▶ **Short exercise**
Identify and reproduce every line holding the string "brought".

▶ **Material supplied**
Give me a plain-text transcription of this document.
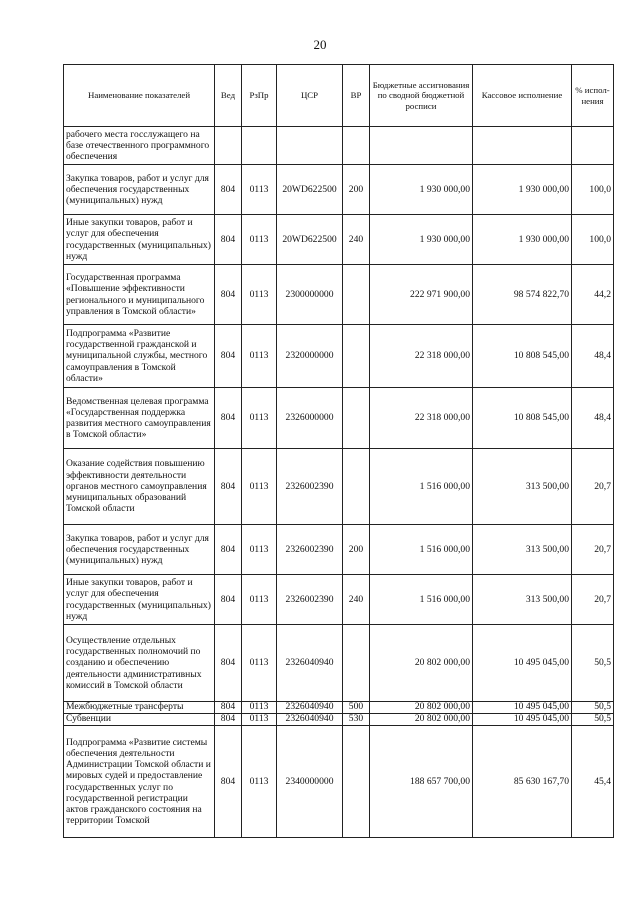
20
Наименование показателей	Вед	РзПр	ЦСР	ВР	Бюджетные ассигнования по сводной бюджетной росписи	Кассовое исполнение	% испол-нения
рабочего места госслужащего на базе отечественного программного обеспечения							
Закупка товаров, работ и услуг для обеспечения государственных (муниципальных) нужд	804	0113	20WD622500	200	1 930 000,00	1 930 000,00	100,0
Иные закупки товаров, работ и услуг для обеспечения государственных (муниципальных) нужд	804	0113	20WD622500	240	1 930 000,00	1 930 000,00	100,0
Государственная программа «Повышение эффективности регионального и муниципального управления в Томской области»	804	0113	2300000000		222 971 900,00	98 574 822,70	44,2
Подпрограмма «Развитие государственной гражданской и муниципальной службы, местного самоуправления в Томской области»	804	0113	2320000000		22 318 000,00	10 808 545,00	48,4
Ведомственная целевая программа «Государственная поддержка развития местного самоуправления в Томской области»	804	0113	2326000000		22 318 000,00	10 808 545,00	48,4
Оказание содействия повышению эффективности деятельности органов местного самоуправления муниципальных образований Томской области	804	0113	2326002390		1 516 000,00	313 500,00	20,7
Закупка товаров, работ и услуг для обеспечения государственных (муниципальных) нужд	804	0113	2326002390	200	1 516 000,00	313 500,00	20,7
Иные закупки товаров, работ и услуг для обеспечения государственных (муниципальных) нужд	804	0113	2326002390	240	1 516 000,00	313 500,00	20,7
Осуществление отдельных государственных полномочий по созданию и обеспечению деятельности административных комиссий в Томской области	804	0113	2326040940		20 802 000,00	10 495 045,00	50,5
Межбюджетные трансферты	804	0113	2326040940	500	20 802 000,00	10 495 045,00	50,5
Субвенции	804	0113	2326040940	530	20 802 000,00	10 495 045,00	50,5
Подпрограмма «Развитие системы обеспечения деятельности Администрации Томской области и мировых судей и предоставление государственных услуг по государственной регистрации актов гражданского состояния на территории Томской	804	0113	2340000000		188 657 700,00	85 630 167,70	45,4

==

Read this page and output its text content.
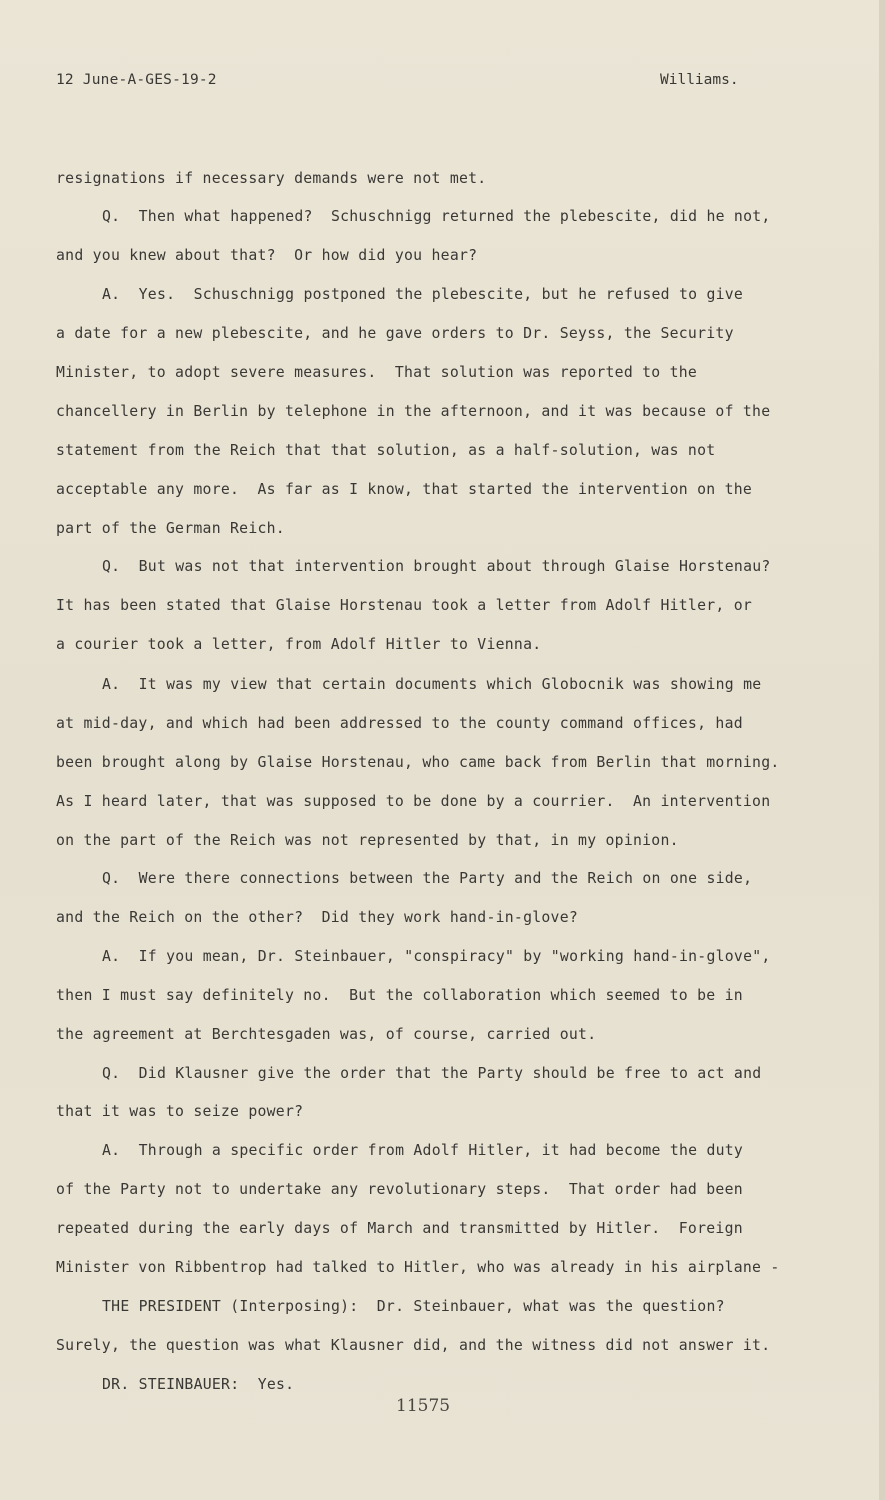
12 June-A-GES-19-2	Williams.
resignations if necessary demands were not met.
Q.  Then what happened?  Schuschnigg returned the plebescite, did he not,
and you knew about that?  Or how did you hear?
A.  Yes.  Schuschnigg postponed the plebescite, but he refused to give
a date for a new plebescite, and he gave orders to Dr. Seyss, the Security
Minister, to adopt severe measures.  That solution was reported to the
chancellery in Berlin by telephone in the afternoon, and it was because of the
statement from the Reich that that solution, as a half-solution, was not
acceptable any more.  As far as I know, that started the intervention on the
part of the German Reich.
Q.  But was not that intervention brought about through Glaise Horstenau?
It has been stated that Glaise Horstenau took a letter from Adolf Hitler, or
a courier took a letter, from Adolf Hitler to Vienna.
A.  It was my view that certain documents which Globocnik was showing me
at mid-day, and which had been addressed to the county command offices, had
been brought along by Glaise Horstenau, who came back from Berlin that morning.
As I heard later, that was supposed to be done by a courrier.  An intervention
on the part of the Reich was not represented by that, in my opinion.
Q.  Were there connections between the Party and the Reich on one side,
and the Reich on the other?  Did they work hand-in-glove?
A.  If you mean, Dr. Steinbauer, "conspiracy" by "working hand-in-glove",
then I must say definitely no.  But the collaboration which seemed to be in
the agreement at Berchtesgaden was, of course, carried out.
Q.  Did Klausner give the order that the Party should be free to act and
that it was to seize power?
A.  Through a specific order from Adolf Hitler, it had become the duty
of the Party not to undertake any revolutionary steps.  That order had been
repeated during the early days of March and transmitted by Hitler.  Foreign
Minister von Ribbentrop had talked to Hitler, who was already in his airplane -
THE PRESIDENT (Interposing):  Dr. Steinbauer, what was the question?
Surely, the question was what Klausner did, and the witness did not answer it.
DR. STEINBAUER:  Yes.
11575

--

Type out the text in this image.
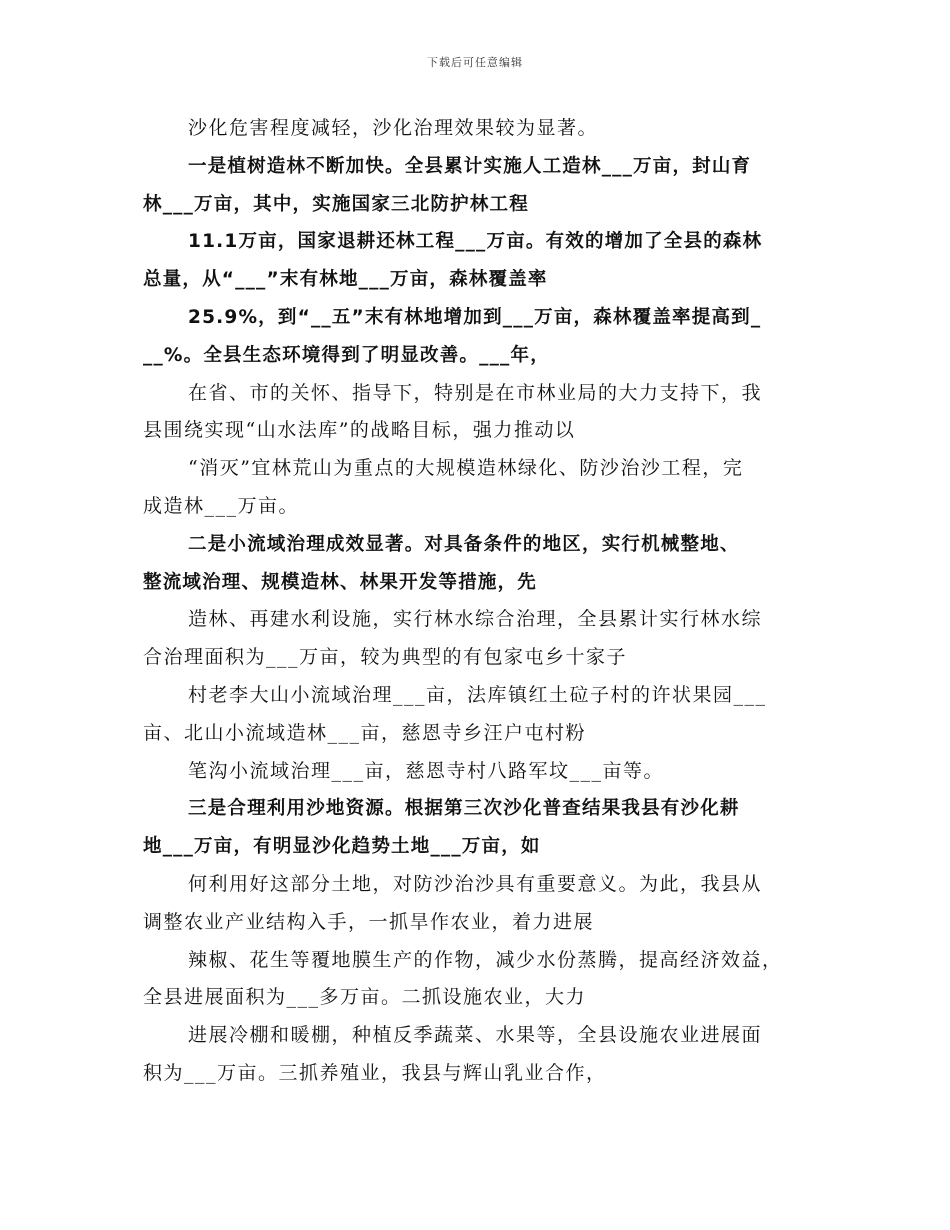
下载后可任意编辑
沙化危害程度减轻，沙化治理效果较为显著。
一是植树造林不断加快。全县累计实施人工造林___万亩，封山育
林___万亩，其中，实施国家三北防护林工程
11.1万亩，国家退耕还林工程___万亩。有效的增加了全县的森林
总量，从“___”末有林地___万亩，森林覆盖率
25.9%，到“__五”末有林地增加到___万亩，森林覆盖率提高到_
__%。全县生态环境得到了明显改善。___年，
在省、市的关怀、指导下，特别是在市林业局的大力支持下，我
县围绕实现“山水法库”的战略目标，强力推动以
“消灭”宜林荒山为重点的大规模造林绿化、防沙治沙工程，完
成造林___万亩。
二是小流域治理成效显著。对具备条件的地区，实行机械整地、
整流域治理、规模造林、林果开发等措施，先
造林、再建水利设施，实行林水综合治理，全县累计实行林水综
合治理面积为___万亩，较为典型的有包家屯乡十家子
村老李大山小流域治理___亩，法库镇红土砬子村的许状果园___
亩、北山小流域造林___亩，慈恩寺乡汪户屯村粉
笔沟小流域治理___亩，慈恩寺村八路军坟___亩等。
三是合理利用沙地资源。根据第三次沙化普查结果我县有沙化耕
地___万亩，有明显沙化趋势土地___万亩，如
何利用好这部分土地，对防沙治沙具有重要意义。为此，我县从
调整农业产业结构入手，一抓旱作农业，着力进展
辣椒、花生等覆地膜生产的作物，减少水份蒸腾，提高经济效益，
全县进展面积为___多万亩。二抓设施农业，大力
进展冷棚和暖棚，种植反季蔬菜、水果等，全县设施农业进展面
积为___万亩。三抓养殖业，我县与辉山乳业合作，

▶ **In response**
Q.  But was not that intervention brought about through Glaise Horstenau?
been brought along by Glaise Horstenau, who came back from Berlin that morning.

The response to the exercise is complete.